◆ What the task requires: Reproduce the listing below without any change.

Records about charts and figures

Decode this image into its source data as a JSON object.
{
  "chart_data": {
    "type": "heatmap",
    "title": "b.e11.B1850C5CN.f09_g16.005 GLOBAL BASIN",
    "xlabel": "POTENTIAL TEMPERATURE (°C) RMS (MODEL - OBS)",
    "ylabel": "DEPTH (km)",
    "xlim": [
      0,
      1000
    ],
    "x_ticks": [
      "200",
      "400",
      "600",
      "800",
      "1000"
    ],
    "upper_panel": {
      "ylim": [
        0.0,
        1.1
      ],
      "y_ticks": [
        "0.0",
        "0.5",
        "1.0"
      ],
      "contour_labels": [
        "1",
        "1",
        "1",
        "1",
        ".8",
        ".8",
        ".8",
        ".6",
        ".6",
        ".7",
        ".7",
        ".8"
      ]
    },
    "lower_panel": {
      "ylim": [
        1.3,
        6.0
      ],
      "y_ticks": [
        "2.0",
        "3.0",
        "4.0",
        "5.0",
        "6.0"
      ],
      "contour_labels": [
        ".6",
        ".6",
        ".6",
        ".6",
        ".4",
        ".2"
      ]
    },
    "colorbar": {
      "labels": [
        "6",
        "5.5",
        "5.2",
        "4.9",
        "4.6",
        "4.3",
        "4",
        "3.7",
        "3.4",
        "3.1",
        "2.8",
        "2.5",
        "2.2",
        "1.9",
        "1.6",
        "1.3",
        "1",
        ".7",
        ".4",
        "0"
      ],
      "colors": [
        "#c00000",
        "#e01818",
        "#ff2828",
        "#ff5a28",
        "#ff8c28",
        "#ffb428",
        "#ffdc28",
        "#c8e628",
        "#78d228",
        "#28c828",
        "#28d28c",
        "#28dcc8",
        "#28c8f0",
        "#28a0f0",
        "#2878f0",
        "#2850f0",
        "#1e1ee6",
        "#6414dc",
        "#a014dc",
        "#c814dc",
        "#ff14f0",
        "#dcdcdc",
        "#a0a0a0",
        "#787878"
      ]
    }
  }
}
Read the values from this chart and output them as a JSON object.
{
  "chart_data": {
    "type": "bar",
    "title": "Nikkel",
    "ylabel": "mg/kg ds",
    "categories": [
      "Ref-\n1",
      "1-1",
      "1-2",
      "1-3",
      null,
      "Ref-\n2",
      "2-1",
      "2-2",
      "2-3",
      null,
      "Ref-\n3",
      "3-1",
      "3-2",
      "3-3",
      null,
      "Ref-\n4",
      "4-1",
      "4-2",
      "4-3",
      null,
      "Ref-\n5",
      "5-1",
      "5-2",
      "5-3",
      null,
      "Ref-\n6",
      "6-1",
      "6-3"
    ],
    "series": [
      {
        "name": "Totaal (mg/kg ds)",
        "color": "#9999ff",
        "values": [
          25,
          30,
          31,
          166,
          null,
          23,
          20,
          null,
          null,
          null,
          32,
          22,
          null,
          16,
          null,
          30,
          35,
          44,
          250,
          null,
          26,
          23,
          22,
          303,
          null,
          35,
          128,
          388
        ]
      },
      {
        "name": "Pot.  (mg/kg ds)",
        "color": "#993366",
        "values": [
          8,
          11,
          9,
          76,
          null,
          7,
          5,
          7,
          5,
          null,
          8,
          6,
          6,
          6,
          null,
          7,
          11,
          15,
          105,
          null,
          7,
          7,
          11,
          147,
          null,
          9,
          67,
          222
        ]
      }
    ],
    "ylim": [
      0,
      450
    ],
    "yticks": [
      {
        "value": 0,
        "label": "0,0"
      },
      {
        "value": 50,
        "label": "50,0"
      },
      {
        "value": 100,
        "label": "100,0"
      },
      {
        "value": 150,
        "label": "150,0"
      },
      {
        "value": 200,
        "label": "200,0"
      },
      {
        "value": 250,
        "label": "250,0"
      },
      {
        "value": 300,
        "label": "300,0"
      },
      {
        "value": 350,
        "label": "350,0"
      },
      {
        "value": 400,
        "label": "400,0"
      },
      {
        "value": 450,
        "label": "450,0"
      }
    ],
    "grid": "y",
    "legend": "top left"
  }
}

◆ The output:
Decode this image into its source data as a JSON object.
{
  "chart_data": {
    "type": "heatmap",
    "title": "b.e11.B1850C5CN.f09_g16.005 GLOBAL BASIN",
    "xlabel": "POTENTIAL TEMPERATURE (°C) RMS (MODEL - OBS)",
    "ylabel": "DEPTH (km)",
    "xlim": [
      0,
      1000
    ],
    "x_ticks": [
      "200",
      "400",
      "600",
      "800",
      "1000"
    ],
    "upper_panel": {
      "ylim": [
        0.0,
        1.1
      ],
      "y_ticks": [
        "0.0",
        "0.5",
        "1.0"
      ],
      "contour_labels": [
        "1",
        "1",
        "1",
        "1",
        ".8",
        ".8",
        ".8",
        ".6",
        ".6",
        ".7",
        ".7",
        ".8"
      ]
    },
    "lower_panel": {
      "ylim": [
        1.3,
        6.0
      ],
      "y_ticks": [
        "2.0",
        "3.0",
        "4.0",
        "5.0",
        "6.0"
      ],
      "contour_labels": [
        ".6",
        ".6",
        ".6",
        ".6",
        ".4",
        ".2"
      ]
    },
    "colorbar": {
      "labels": [
        "6",
        "5.5",
        "5.2",
        "4.9",
        "4.6",
        "4.3",
        "4",
        "3.7",
        "3.4",
        "3.1",
        "2.8",
        "2.5",
        "2.2",
        "1.9",
        "1.6",
        "1.3",
        "1",
        ".7",
        ".4",
        "0"
      ],
      "colors": [
        "#c00000",
        "#e01818",
        "#ff2828",
        "#ff5a28",
        "#ff8c28",
        "#ffb428",
        "#ffdc28",
        "#c8e628",
        "#78d228",
        "#28c828",
        "#28d28c",
        "#28dcc8",
        "#28c8f0",
        "#28a0f0",
        "#2878f0",
        "#2850f0",
        "#1e1ee6",
        "#6414dc",
        "#a014dc",
        "#c814dc",
        "#ff14f0",
        "#dcdcdc",
        "#a0a0a0",
        "#787878"
      ]
    }
  }
}
Read the values from this chart and output them as a JSON object.
{
  "chart_data": {
    "type": "bar",
    "title": "Nikkel",
    "ylabel": "mg/kg ds",
    "categories": [
      "Ref-\n1",
      "1-1",
      "1-2",
      "1-3",
      null,
      "Ref-\n2",
      "2-1",
      "2-2",
      "2-3",
      null,
      "Ref-\n3",
      "3-1",
      "3-2",
      "3-3",
      null,
      "Ref-\n4",
      "4-1",
      "4-2",
      "4-3",
      null,
      "Ref-\n5",
      "5-1",
      "5-2",
      "5-3",
      null,
      "Ref-\n6",
      "6-1",
      "6-3"
    ],
    "series": [
      {
        "name": "Totaal (mg/kg ds)",
        "color": "#9999ff",
        "values": [
          25,
          30,
          31,
          166,
          null,
          23,
          20,
          null,
          null,
          null,
          32,
          22,
          null,
          16,
          null,
          30,
          35,
          44,
          250,
          null,
          26,
          23,
          22,
          303,
          null,
          35,
          128,
          388
        ]
      },
      {
        "name": "Pot.  (mg/kg ds)",
        "color": "#993366",
        "values": [
          8,
          11,
          9,
          76,
          null,
          7,
          5,
          7,
          5,
          null,
          8,
          6,
          6,
          6,
          null,
          7,
          11,
          15,
          105,
          null,
          7,
          7,
          11,
          147,
          null,
          9,
          67,
          222
        ]
      }
    ],
    "ylim": [
      0,
      450
    ],
    "yticks": [
      {
        "value": 0,
        "label": "0,0"
      },
      {
        "value": 50,
        "label": "50,0"
      },
      {
        "value": 100,
        "label": "100,0"
      },
      {
        "value": 150,
        "label": "150,0"
      },
      {
        "value": 200,
        "label": "200,0"
      },
      {
        "value": 250,
        "label": "250,0"
      },
      {
        "value": 300,
        "label": "300,0"
      },
      {
        "value": 350,
        "label": "350,0"
      },
      {
        "value": 400,
        "label": "400,0"
      },
      {
        "value": 450,
        "label": "450,0"
      }
    ],
    "grid": "y",
    "legend": "top left"
  }
}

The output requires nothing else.